Given Sweden’s changing politics, he is worried about the long-term futures of the 30 minors who reside at the shelter. Max, who asked that his family name not be used, is particularly concerned about the safety of three 16-year-old Afghans whom he coaches in football. They are scheduled to be sent back to Afghanistan.

The Afghan boy’s story about the Taliban desecrating his father’s body may seem like something out of a horror movie. But a quick glance at the drawings produced by Afghan children in refugee centers across Europe reveals that a vast majority of the youngest asylum seekers have endured traumatic experiences. Violence is only one side of a complex and dispiriting reality confronting the Afghan people – 5.4 million of whom live as unclassified refugees in Iran and Pakistan, while at least 1.2 million are internally displaced in Afghanistan. A very small percentage reach Europe.

One of the kids who spoke to Max about being sent back told him that “not even the journey from the airport to my village is safe. I am going to be dead before I get there.” But the Swedish government has deemed the repatriation in line with its asylum laws. The three teenagers will be sent back home, regardless of the circumstances that await them.

Afghan migrants chant slogans against the E.U.-Turkey agreement.
AP/Yorgos Karahalis
Afghan migrants chant slogans against the E.U.-Turkey agreement.

Sweden Clamps Down Through Legal Means

In 2015, about 178,000 Afghans sought asylum in Europe. About 42,000 of them sought resettlement in Sweden.

“Longstanding animosity between ethnicities, forced marriages, insecurity, land disputes and the forced conscription of minors into the Taliban, the Afghan military, as well as forces fighting in Syria are the common [stated] reasons for asylum,” says Lennart Eriksson, an expert on Afghanistan for the Swedish Migration Board (SMB).

But, like many parts of Europe, Sweden has succumbed to the fear-mongering politics of the far right. The closing of the country’s borders, support for the blanket pronouncement in January to send back 80,000 Afghan asylum seekers from Europe and the recent adoption of stringent immigration laws – passed by a vast majority of the parliament – highlight the drastic changes in Swedish political attitude towards refugees. While this U-turn affects all asylum seekers, it falls especially hard upon the shoulders of Afghans.

“I believe the SMB is working pretty hard to send Afghans home,” says Anders Fredricksson, an immigration lawyer based in Gothenburg. “They are looking to find any reason that might result in a negative decision.”

***

### TASK TO COMPLETE
In the article on Afghan asylum seekers in Sweden, how many Afghans sought resettlement in Sweden in 2015?

### DATA PROVIDED
***

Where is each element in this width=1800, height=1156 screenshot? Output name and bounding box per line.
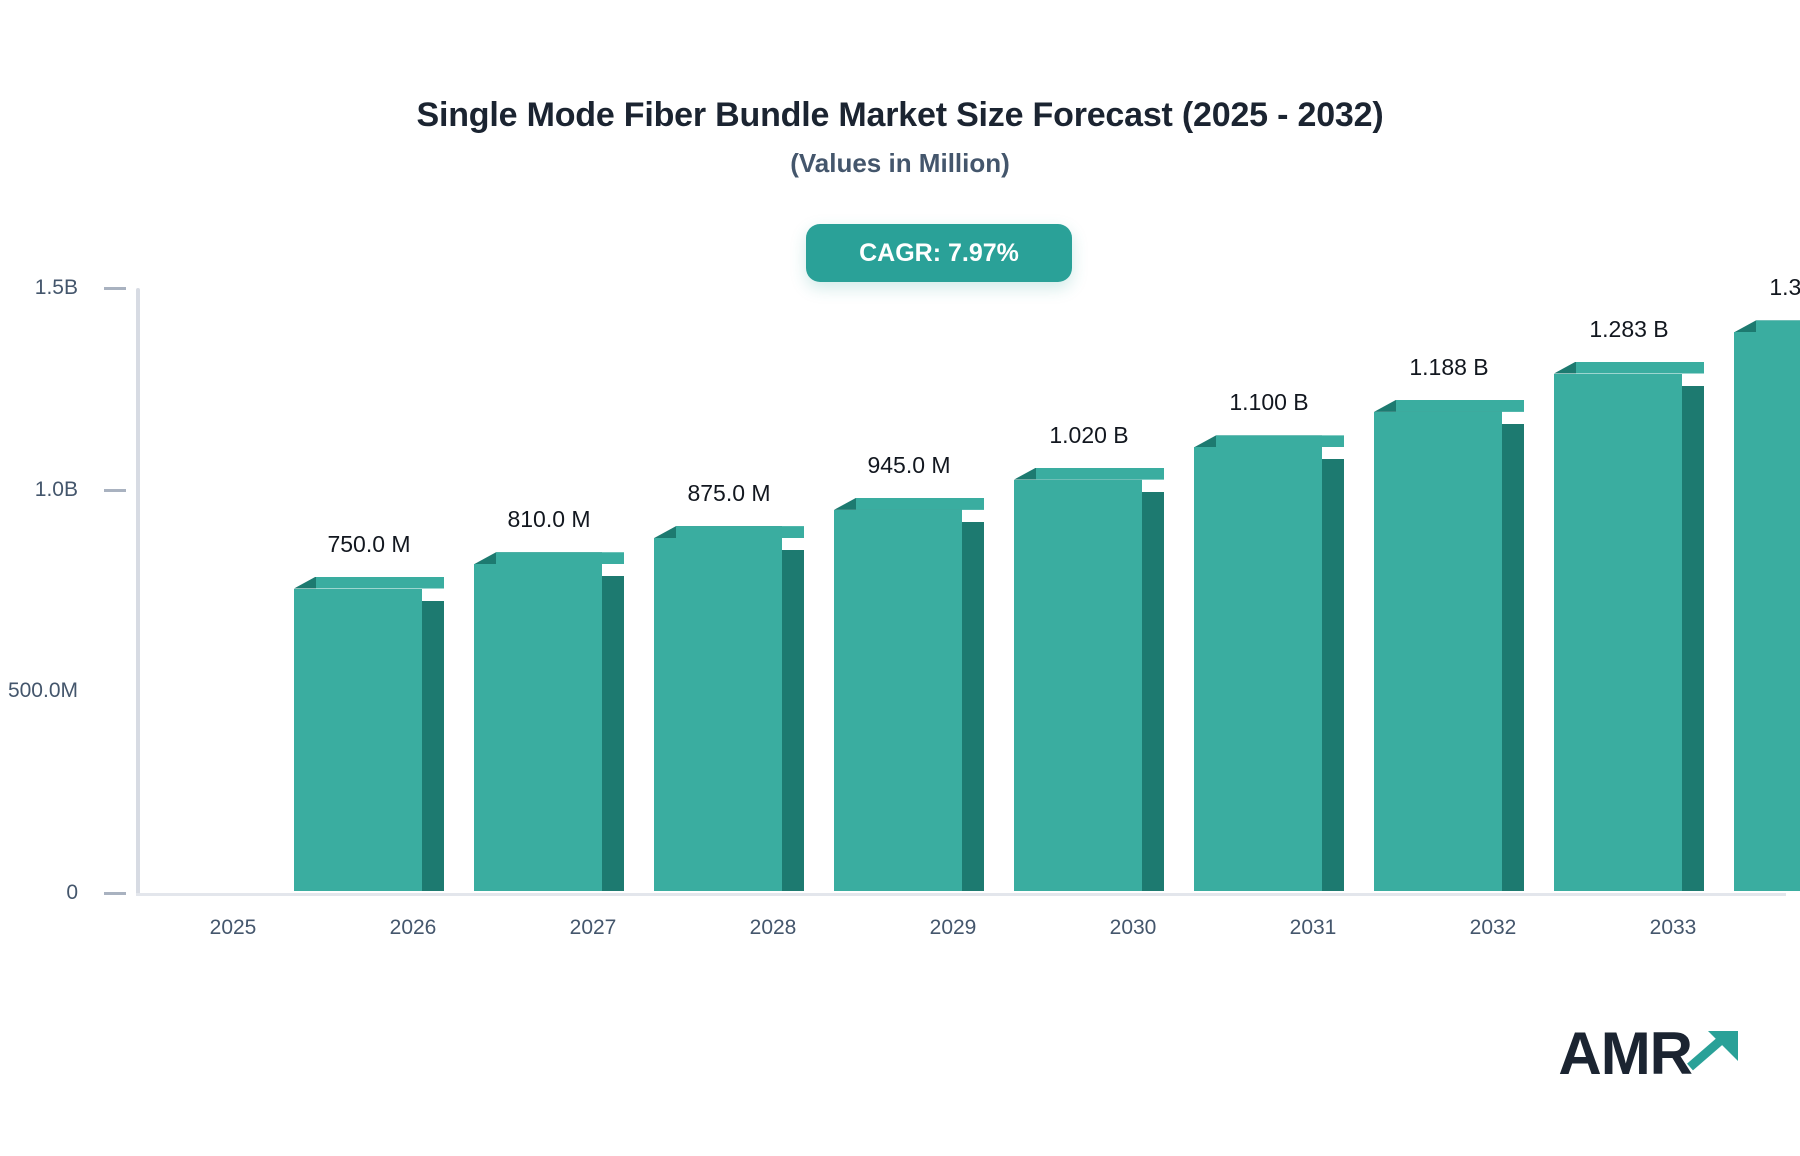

***

### RESULT BELOW
About 42,000.